The exercise:
Reproduce all lines of the listing below in which the word "Tilsammen" occurs.

++++ Material for this task ++++

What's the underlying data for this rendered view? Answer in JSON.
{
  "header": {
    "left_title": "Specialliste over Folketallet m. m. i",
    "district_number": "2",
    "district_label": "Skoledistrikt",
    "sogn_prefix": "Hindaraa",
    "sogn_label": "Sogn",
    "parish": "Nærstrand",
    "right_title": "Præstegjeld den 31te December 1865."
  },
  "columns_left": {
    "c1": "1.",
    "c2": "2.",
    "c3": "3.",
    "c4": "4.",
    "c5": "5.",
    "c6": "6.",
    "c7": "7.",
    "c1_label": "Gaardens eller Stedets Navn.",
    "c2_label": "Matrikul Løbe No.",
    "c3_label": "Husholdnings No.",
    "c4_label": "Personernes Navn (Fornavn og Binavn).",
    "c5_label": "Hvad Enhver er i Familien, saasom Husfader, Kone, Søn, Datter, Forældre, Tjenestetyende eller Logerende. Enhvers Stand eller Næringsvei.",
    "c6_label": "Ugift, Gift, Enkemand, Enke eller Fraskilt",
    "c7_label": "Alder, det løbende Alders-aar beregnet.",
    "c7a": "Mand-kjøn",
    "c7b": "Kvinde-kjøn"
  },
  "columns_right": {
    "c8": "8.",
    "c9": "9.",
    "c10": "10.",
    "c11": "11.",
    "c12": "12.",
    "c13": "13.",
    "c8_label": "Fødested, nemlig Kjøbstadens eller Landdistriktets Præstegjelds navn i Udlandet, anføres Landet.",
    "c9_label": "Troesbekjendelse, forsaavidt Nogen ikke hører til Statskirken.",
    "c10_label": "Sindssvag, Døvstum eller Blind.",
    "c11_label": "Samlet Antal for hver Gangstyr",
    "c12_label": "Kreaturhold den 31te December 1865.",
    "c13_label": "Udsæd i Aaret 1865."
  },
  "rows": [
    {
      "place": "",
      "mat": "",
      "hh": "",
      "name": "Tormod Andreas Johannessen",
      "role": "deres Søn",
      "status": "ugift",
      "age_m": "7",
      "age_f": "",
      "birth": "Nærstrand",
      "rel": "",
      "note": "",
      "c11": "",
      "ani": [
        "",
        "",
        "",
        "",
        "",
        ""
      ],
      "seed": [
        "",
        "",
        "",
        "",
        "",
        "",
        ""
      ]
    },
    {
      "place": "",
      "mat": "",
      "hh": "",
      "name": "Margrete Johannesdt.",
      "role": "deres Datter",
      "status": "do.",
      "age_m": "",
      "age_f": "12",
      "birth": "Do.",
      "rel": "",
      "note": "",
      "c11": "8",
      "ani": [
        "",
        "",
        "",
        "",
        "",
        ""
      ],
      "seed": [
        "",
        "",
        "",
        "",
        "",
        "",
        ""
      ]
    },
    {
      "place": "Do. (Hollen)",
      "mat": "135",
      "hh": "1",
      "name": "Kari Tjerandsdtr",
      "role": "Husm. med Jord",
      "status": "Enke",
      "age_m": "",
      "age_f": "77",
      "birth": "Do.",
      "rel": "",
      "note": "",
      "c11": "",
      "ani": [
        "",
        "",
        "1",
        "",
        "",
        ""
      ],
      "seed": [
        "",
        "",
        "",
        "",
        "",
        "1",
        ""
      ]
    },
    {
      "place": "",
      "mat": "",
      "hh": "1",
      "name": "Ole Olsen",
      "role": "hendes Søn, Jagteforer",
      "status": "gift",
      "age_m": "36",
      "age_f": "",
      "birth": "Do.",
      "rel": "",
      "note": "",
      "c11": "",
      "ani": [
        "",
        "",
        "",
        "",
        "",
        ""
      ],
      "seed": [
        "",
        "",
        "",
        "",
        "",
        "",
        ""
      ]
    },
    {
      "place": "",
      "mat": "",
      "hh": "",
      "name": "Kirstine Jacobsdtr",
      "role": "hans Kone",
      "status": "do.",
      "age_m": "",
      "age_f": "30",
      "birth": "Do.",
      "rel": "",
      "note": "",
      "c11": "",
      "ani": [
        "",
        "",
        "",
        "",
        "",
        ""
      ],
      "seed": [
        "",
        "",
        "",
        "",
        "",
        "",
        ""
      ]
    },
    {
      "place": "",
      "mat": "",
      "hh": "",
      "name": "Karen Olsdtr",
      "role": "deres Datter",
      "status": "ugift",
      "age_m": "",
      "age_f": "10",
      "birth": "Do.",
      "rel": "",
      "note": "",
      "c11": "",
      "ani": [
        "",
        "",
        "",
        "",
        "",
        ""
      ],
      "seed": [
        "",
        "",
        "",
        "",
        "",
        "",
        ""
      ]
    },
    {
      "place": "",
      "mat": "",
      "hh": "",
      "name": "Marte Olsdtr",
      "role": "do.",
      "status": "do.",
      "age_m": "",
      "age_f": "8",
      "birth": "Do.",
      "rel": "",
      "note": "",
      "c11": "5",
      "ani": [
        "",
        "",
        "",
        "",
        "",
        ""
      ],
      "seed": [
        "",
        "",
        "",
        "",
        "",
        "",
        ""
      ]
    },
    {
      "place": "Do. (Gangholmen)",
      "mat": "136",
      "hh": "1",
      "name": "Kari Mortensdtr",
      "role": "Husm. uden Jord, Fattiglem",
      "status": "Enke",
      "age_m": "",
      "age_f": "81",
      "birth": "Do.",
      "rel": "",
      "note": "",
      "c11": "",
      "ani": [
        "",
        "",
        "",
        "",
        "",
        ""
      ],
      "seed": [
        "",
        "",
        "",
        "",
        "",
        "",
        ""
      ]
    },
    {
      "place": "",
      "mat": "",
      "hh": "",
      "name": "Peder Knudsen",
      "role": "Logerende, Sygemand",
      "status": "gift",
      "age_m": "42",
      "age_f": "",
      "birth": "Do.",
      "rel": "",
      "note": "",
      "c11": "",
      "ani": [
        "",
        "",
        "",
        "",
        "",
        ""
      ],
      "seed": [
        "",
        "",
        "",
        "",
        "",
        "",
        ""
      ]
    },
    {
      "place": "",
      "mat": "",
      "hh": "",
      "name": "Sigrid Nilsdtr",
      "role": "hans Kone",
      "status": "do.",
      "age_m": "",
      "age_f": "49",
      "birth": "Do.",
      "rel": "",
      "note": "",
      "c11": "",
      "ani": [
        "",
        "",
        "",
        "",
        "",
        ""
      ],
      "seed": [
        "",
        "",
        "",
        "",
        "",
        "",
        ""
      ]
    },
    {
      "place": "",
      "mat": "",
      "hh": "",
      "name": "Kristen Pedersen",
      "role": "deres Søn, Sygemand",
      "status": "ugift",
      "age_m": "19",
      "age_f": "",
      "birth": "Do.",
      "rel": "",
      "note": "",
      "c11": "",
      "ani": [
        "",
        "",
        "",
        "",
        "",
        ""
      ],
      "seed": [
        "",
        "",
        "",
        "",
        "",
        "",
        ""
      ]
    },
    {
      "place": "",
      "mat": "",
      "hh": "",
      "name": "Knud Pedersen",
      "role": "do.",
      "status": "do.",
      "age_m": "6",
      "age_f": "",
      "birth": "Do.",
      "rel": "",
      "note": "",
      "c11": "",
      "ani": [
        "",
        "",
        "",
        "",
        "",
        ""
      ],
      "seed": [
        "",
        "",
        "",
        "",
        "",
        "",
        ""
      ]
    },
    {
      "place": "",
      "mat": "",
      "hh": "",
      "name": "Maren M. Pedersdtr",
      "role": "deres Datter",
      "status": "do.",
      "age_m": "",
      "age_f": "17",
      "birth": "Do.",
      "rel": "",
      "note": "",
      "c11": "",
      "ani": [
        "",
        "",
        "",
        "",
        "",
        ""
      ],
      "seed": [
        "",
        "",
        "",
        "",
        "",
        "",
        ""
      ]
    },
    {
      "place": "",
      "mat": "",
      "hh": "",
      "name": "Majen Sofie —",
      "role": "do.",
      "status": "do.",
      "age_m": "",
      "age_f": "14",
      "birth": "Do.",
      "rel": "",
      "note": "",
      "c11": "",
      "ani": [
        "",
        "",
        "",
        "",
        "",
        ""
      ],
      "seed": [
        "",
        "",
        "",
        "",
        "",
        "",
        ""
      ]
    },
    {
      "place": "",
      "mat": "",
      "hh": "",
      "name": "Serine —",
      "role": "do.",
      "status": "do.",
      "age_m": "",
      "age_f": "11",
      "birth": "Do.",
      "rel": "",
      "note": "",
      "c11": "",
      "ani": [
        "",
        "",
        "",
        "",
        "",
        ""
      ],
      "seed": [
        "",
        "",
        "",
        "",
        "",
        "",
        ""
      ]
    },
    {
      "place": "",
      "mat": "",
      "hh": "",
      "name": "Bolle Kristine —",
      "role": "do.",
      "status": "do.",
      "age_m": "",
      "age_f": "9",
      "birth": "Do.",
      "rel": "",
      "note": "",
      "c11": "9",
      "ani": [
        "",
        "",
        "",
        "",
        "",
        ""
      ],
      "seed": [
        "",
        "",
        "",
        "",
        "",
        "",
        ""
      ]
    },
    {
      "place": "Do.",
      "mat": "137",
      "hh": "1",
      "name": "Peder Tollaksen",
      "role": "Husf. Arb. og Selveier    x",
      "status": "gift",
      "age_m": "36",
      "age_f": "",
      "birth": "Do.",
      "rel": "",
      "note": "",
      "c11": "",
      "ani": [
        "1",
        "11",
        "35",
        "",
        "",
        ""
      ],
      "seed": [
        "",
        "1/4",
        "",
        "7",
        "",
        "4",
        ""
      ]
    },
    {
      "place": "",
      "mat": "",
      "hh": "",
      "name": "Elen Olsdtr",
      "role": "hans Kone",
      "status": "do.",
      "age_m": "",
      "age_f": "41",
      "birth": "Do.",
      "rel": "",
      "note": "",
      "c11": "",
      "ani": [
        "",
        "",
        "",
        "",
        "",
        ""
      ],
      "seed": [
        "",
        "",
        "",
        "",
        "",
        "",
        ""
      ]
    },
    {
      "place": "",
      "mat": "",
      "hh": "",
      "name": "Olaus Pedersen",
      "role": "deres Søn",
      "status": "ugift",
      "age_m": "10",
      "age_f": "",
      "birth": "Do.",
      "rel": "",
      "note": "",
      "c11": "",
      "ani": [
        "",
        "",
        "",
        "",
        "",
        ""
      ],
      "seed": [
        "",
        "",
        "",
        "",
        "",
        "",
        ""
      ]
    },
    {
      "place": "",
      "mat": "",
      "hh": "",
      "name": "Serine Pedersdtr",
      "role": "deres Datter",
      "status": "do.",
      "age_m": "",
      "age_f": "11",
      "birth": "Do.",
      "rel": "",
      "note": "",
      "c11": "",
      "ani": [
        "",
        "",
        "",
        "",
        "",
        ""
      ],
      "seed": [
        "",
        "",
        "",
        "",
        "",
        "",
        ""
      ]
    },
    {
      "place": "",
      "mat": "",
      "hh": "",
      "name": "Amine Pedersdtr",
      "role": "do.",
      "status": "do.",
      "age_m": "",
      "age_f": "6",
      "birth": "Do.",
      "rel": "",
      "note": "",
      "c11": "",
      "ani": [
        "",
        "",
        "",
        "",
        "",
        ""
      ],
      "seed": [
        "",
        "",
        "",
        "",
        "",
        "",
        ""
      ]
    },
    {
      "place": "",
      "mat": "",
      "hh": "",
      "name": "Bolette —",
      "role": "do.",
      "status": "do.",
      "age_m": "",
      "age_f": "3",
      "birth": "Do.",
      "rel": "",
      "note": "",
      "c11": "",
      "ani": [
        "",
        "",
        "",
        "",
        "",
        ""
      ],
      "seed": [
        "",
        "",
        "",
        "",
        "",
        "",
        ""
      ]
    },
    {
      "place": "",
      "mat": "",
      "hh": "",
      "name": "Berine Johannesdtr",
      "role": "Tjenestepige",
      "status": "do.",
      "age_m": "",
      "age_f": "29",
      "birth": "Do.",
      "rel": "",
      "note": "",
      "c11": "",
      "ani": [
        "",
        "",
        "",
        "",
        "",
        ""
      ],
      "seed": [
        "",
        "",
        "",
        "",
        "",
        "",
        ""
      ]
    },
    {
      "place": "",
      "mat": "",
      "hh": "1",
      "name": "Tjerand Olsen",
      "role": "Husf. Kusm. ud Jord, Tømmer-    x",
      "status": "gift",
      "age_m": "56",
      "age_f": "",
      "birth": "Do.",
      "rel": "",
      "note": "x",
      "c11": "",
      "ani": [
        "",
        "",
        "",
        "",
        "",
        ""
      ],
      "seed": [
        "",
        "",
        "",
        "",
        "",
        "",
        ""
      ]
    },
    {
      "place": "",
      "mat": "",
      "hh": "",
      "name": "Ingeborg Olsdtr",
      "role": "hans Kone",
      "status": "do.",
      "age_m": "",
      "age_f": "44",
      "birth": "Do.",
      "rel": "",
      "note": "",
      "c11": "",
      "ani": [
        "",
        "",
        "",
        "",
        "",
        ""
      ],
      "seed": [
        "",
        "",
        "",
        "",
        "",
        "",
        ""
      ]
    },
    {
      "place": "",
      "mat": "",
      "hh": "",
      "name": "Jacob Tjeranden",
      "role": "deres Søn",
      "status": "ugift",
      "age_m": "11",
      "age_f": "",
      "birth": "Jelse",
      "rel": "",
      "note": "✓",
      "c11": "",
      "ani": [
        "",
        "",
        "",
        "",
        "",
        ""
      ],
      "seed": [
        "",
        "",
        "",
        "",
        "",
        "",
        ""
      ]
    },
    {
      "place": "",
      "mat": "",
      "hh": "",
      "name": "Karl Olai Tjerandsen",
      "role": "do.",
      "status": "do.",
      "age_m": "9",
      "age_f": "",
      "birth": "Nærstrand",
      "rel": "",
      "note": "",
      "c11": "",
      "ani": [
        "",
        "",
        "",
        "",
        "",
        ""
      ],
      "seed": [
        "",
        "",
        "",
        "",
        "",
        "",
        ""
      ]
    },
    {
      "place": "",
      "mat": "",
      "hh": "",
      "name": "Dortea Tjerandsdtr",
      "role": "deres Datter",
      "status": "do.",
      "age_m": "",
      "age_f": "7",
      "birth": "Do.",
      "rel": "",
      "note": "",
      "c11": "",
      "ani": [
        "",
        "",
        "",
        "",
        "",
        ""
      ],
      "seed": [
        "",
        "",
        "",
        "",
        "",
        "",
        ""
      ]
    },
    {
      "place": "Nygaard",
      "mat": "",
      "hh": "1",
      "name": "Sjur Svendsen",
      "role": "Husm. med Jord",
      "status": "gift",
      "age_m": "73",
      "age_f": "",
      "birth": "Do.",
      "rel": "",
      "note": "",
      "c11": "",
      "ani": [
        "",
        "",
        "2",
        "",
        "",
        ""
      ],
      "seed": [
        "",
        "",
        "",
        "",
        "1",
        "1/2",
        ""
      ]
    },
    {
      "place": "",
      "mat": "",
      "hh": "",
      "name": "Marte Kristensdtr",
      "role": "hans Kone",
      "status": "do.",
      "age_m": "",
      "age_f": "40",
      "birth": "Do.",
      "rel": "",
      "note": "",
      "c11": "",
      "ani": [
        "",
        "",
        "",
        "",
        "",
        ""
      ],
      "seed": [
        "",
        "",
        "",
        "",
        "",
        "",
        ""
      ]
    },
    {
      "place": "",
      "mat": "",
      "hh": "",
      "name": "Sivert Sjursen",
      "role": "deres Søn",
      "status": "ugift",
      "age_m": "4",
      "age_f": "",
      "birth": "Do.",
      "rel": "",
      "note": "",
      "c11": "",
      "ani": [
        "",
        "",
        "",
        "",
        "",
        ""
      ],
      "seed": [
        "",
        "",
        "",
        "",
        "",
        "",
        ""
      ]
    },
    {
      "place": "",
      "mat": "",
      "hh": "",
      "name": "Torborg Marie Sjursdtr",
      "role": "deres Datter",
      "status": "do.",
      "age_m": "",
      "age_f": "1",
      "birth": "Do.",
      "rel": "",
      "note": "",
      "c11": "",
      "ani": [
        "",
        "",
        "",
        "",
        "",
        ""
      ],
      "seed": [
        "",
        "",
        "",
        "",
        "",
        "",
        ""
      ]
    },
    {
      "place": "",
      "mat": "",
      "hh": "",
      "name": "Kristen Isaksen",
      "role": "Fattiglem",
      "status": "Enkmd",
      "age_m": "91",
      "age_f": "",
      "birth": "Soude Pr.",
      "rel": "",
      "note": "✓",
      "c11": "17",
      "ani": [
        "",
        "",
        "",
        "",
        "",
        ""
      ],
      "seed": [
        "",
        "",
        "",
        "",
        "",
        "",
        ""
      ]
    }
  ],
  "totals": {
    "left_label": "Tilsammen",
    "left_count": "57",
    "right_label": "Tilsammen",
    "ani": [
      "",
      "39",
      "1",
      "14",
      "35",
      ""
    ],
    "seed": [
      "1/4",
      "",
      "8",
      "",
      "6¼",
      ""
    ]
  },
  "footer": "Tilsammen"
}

++++

Exercise answer:
    "left_label": "Tilsammen",
    "right_label": "Tilsammen",
  "footer": "Tilsammen"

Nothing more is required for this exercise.